Exercise:
From the entries below, pull out each line where "through" appears.

Entries with figure data:

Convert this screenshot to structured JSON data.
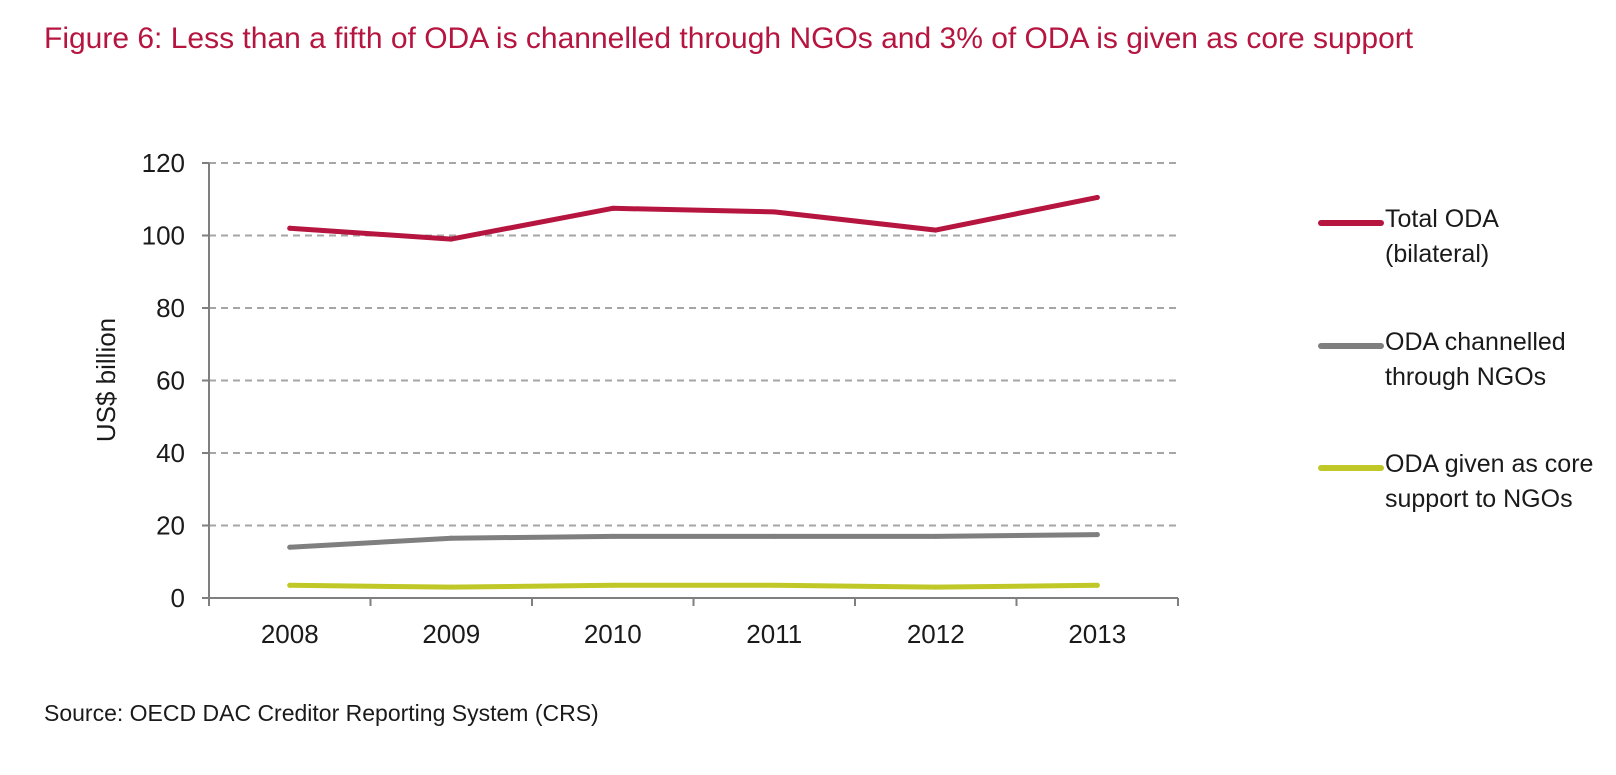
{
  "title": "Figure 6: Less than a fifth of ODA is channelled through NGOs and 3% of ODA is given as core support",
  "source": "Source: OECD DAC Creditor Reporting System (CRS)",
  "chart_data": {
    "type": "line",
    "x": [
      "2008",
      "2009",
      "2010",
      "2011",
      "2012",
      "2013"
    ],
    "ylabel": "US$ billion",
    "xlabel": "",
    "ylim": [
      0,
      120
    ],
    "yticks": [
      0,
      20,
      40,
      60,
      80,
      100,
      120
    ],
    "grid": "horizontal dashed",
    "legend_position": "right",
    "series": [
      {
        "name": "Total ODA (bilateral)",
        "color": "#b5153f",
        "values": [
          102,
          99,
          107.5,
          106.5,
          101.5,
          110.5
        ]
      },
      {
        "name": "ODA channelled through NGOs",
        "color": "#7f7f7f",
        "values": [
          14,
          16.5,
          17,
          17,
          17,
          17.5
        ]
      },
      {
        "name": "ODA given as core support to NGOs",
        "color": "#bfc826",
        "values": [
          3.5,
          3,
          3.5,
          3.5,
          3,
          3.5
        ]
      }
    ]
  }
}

Complete output:
  "title": "Figure 6: Less than a fifth of ODA is channelled through NGOs and 3% of ODA is given as core support",
        "name": "ODA channelled through NGOs",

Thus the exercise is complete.